*Stored items from a collection*:
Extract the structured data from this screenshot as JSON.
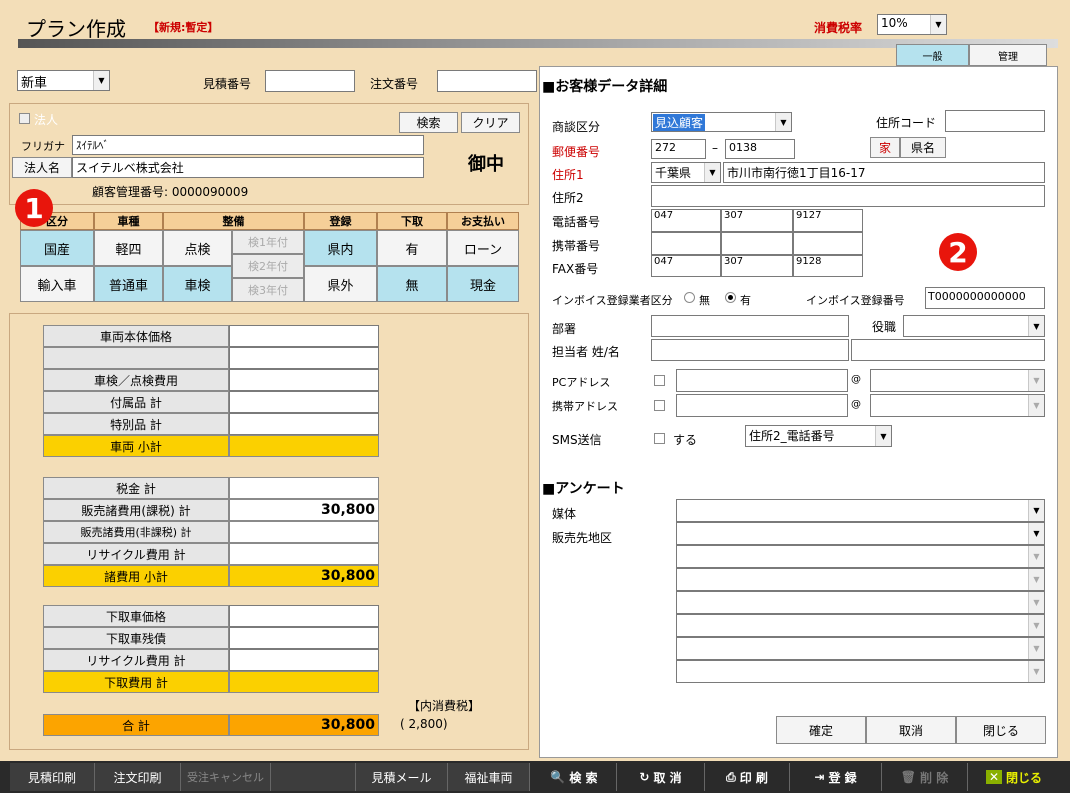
{
  "header": {
    "title": "プラン作成",
    "status": "【新規:暫定】",
    "tax_label": "消費税率",
    "tax_value": "10%"
  },
  "tabs": {
    "general": "一般",
    "admin": "管理"
  },
  "left": {
    "car_type": "新車",
    "estimate_no_label": "見積番号",
    "estimate_no": "",
    "order_no_label": "注文番号",
    "order_no": "",
    "corp_check": "法人",
    "search": "検索",
    "clear": "クリア",
    "furigana_label": "フリガナ",
    "furigana": "ｽｲﾃﾙﾍﾞ",
    "corp_name_btn": "法人名",
    "corp_name": "スイテルベ株式会社",
    "honorific": "御中",
    "customer_no": "顧客管理番号:  0000090009",
    "grid_headers": [
      "区分",
      "車種",
      "整備",
      "登録",
      "下取",
      "お支払い"
    ],
    "grid_row1": [
      "国産",
      "軽四",
      "点検",
      "検1年付",
      "県内",
      "有",
      "ローン"
    ],
    "grid_row2": [
      "輸入車",
      "普通車",
      "車検",
      "検2年付",
      "検3年付",
      "県外",
      "無",
      "現金"
    ]
  },
  "price": {
    "rows1": [
      "車両本体価格",
      "",
      "車検／点検費用",
      "付属品 計",
      "特別品 計"
    ],
    "subtotal1": "車両 小計",
    "rows2": [
      "税金 計",
      "販売諸費用(課税) 計",
      "販売諸費用(非課税) 計",
      "リサイクル費用 計"
    ],
    "rows2_values": [
      "",
      "30,800",
      "",
      ""
    ],
    "subtotal2": "諸費用 小計",
    "subtotal2_value": "30,800",
    "rows3": [
      "下取車価格",
      "下取車残債",
      "リサイクル費用 計"
    ],
    "subtotal3": "下取費用 計",
    "inner_tax_label": "【内消費税】",
    "inner_tax": "(     2,800)",
    "total_label": "合 計",
    "total_value": "30,800"
  },
  "customer": {
    "section_title": "■お客様データ詳細",
    "deal_label": "商談区分",
    "deal_value": "見込顧客",
    "address_code_label": "住所コード",
    "address_code": "",
    "postal_label": "郵便番号",
    "postal1": "272",
    "postal2": "0138",
    "home_btn": "家",
    "pref_btn": "県名",
    "address1_label": "住所1",
    "pref": "千葉県",
    "address1": "市川市南行徳1丁目16-17",
    "address2_label": "住所2",
    "address2": "",
    "phone_label": "電話番号",
    "phone": [
      "047",
      "307",
      "9127"
    ],
    "mobile_label": "携帯番号",
    "fax_label": "FAX番号",
    "fax": [
      "047",
      "307",
      "9128"
    ],
    "invoice_type_label": "インボイス登録業者区分",
    "invoice_none": "無",
    "invoice_yes": "有",
    "invoice_no_label": "インボイス登録番号",
    "invoice_no": "T0000000000000",
    "dept_label": "部署",
    "position_label": "役職",
    "person_label": "担当者 姓/名",
    "pc_label": "PCアドレス",
    "mobile_addr_label": "携帯アドレス",
    "at": "@",
    "sms_label": "SMS送信",
    "sms_check": "する",
    "sms_select": "住所2_電話番号",
    "survey_title": "■アンケート",
    "media_label": "媒体",
    "area_label": "販売先地区",
    "confirm": "確定",
    "cancel": "取消",
    "close": "閉じる"
  },
  "badges": [
    "1",
    "2"
  ],
  "footer": {
    "left": [
      "見積印刷",
      "注文印刷",
      "受注キャンセル",
      "",
      "見積メール",
      "福祉車両"
    ],
    "right": [
      "検 索",
      "取 消",
      "印 刷",
      "登 録",
      "削 除",
      "閉じる"
    ]
  },
  "colors": {
    "bg": "#f3deb8",
    "header_red": "#cc0000",
    "accent_blue": "#b5e2ee",
    "yellow": "#fbd000",
    "total_orange": "#fca400",
    "footer_dark": "#333333",
    "close_green": "#8ab000"
  }
}
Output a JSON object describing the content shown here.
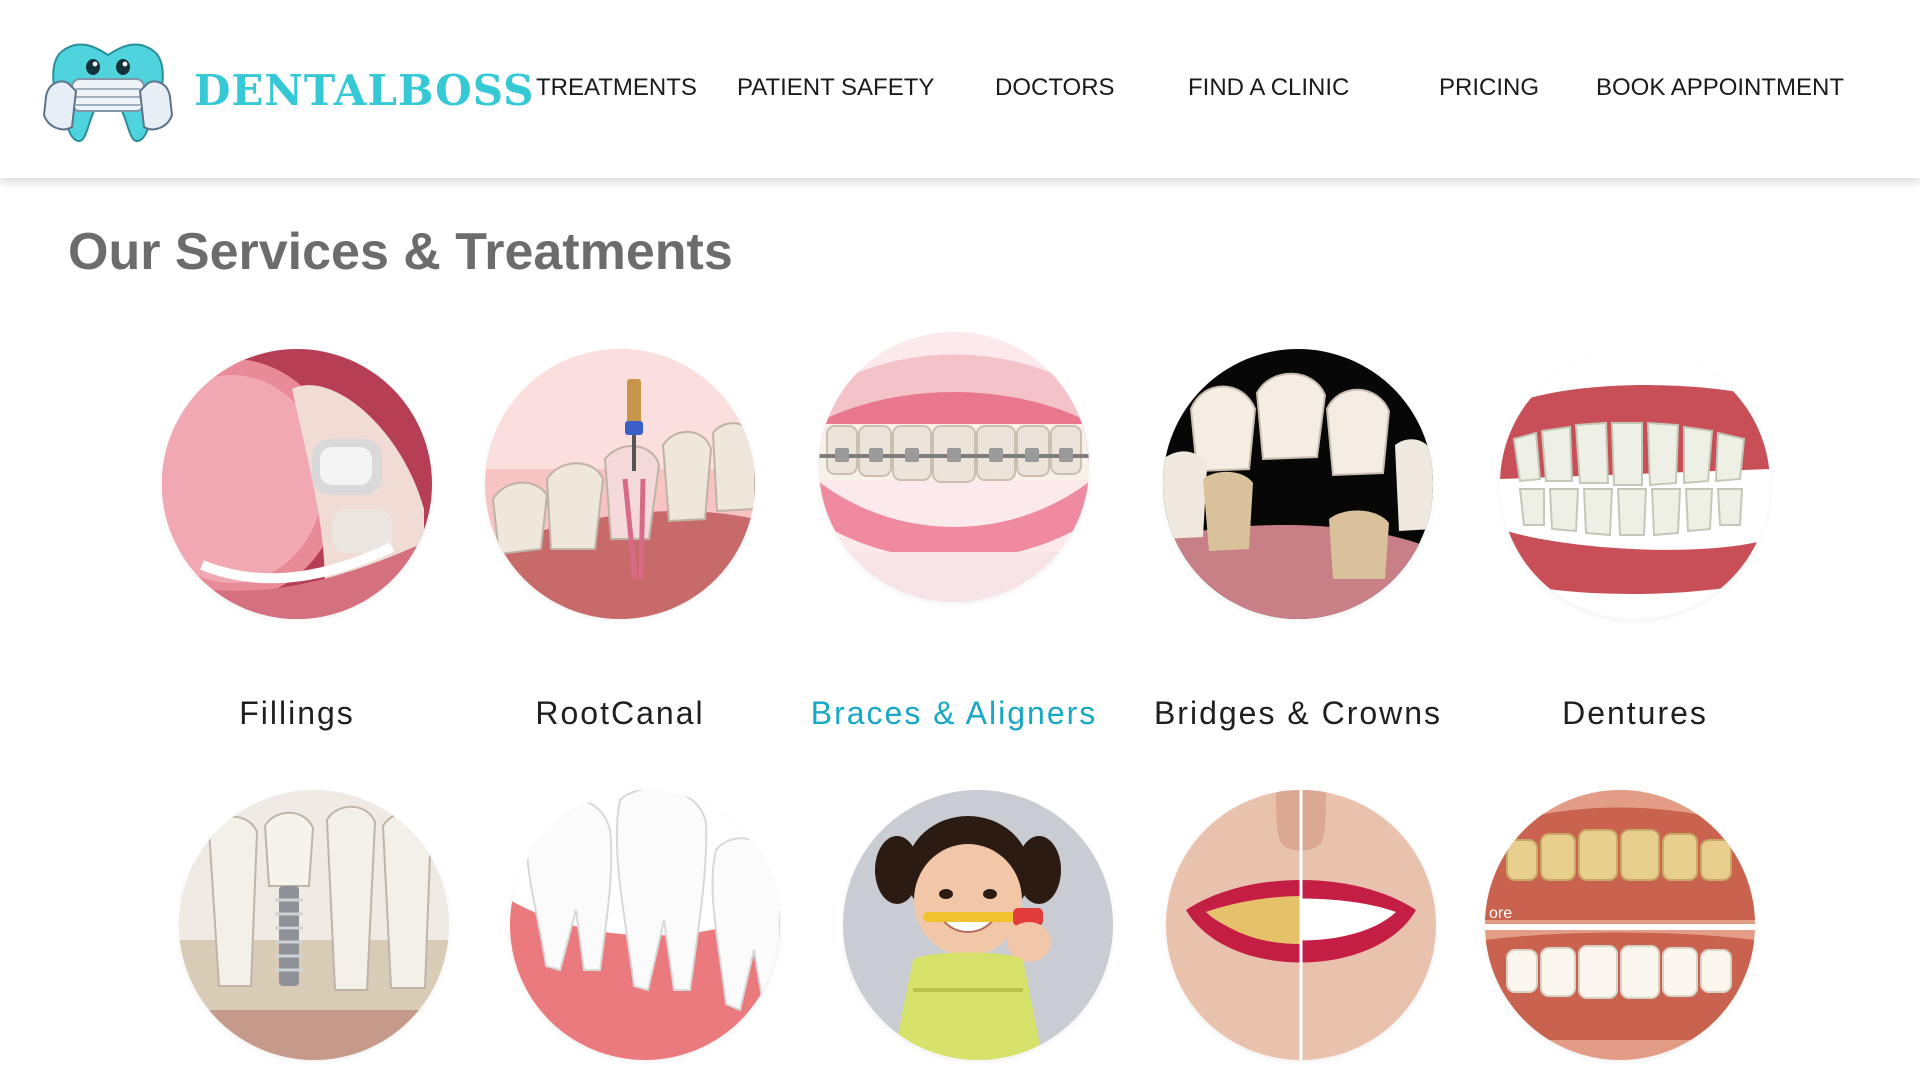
{
  "brand": {
    "name": "DENTALBOSS",
    "color": "#35c9d6",
    "logo_icon": "masked-tooth-icon"
  },
  "nav": {
    "items": [
      {
        "label": "TREATMENTS"
      },
      {
        "label": "PATIENT SAFETY"
      },
      {
        "label": "DOCTORS"
      },
      {
        "label": "FIND A CLINIC"
      },
      {
        "label": "PRICING"
      },
      {
        "label": "BOOK APPOINTMENT"
      }
    ]
  },
  "section": {
    "title": "Our Services & Treatments",
    "accent_color": "#17a8c3",
    "treatments": [
      {
        "label": "Fillings",
        "image": "filling-molar-photo"
      },
      {
        "label": "RootCanal",
        "image": "root-canal-illustration"
      },
      {
        "label": "Braces & Aligners",
        "image": "braces-smile-photo",
        "active": true
      },
      {
        "label": "Bridges & Crowns",
        "image": "dental-bridge-illustration"
      },
      {
        "label": "Dentures",
        "image": "denture-photo"
      },
      {
        "label": "",
        "image": "dental-implant-illustration"
      },
      {
        "label": "",
        "image": "wisdom-tooth-illustration"
      },
      {
        "label": "",
        "image": "child-toothbrush-photo"
      },
      {
        "label": "",
        "image": "teeth-whitening-photo"
      },
      {
        "label": "",
        "image": "before-after-smile-photo",
        "overlay_text": "ore"
      }
    ]
  }
}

*Stated goal*: Set the pictures aside and transcribe the data above exactly.

*Result of the exercise*:
Extract the structured data from this screenshot as JSON.
{
  "header": {
    "title": "プラン作成",
    "status": "【新規:暫定】",
    "tax_label": "消費税率",
    "tax_value": "10%"
  },
  "tabs": {
    "general": "一般",
    "admin": "管理"
  },
  "left": {
    "car_type": "新車",
    "estimate_no_label": "見積番号",
    "estimate_no": "",
    "order_no_label": "注文番号",
    "order_no": "",
    "corp_check": "法人",
    "search": "検索",
    "clear": "クリア",
    "furigana_label": "フリガナ",
    "furigana": "ｽｲﾃﾙﾍﾞ",
    "corp_name_btn": "法人名",
    "corp_name": "スイテルベ株式会社",
    "honorific": "御中",
    "customer_no": "顧客管理番号:  0000090009",
    "grid_headers": [
      "区分",
      "車種",
      "整備",
      "登録",
      "下取",
      "お支払い"
    ],
    "grid_row1": [
      "国産",
      "軽四",
      "点検",
      "検1年付",
      "県内",
      "有",
      "ローン"
    ],
    "grid_row2": [
      "輸入車",
      "普通車",
      "車検",
      "検2年付",
      "検3年付",
      "県外",
      "無",
      "現金"
    ]
  },
  "price": {
    "rows1": [
      "車両本体価格",
      "",
      "車検／点検費用",
      "付属品 計",
      "特別品 計"
    ],
    "subtotal1": "車両 小計",
    "rows2": [
      "税金 計",
      "販売諸費用(課税) 計",
      "販売諸費用(非課税) 計",
      "リサイクル費用 計"
    ],
    "rows2_values": [
      "",
      "30,800",
      "",
      ""
    ],
    "subtotal2": "諸費用 小計",
    "subtotal2_value": "30,800",
    "rows3": [
      "下取車価格",
      "下取車残債",
      "リサイクル費用 計"
    ],
    "subtotal3": "下取費用 計",
    "inner_tax_label": "【内消費税】",
    "inner_tax": "(     2,800)",
    "total_label": "合 計",
    "total_value": "30,800"
  },
  "customer": {
    "section_title": "■お客様データ詳細",
    "deal_label": "商談区分",
    "deal_value": "見込顧客",
    "address_code_label": "住所コード",
    "address_code": "",
    "postal_label": "郵便番号",
    "postal1": "272",
    "postal2": "0138",
    "home_btn": "家",
    "pref_btn": "県名",
    "address1_label": "住所1",
    "pref": "千葉県",
    "address1": "市川市南行徳1丁目16-17",
    "address2_label": "住所2",
    "address2": "",
    "phone_label": "電話番号",
    "phone": [
      "047",
      "307",
      "9127"
    ],
    "mobile_label": "携帯番号",
    "fax_label": "FAX番号",
    "fax": [
      "047",
      "307",
      "9128"
    ],
    "invoice_type_label": "インボイス登録業者区分",
    "invoice_none": "無",
    "invoice_yes": "有",
    "invoice_no_label": "インボイス登録番号",
    "invoice_no": "T0000000000000",
    "dept_label": "部署",
    "position_label": "役職",
    "person_label": "担当者 姓/名",
    "pc_label": "PCアドレス",
    "mobile_addr_label": "携帯アドレス",
    "at": "@",
    "sms_label": "SMS送信",
    "sms_check": "する",
    "sms_select": "住所2_電話番号",
    "survey_title": "■アンケート",
    "media_label": "媒体",
    "area_label": "販売先地区",
    "confirm": "確定",
    "cancel": "取消",
    "close": "閉じる"
  },
  "badges": [
    "1",
    "2"
  ],
  "footer": {
    "left": [
      "見積印刷",
      "注文印刷",
      "受注キャンセル",
      "",
      "見積メール",
      "福祉車両"
    ],
    "right": [
      "検 索",
      "取 消",
      "印 刷",
      "登 録",
      "削 除",
      "閉じる"
    ]
  },
  "colors": {
    "bg": "#f3deb8",
    "header_red": "#cc0000",
    "accent_blue": "#b5e2ee",
    "yellow": "#fbd000",
    "total_orange": "#fca400",
    "footer_dark": "#333333",
    "close_green": "#8ab000"
  }
}
Output a JSON object describing the content shown here.
{
  "brand": {
    "name": "DENTALBOSS",
    "color": "#35c9d6",
    "logo_icon": "masked-tooth-icon"
  },
  "nav": {
    "items": [
      {
        "label": "TREATMENTS"
      },
      {
        "label": "PATIENT SAFETY"
      },
      {
        "label": "DOCTORS"
      },
      {
        "label": "FIND A CLINIC"
      },
      {
        "label": "PRICING"
      },
      {
        "label": "BOOK APPOINTMENT"
      }
    ]
  },
  "section": {
    "title": "Our Services & Treatments",
    "accent_color": "#17a8c3",
    "treatments": [
      {
        "label": "Fillings",
        "image": "filling-molar-photo"
      },
      {
        "label": "RootCanal",
        "image": "root-canal-illustration"
      },
      {
        "label": "Braces & Aligners",
        "image": "braces-smile-photo",
        "active": true
      },
      {
        "label": "Bridges & Crowns",
        "image": "dental-bridge-illustration"
      },
      {
        "label": "Dentures",
        "image": "denture-photo"
      },
      {
        "label": "",
        "image": "dental-implant-illustration"
      },
      {
        "label": "",
        "image": "wisdom-tooth-illustration"
      },
      {
        "label": "",
        "image": "child-toothbrush-photo"
      },
      {
        "label": "",
        "image": "teeth-whitening-photo"
      },
      {
        "label": "",
        "image": "before-after-smile-photo",
        "overlay_text": "ore"
      }
    ]
  }
}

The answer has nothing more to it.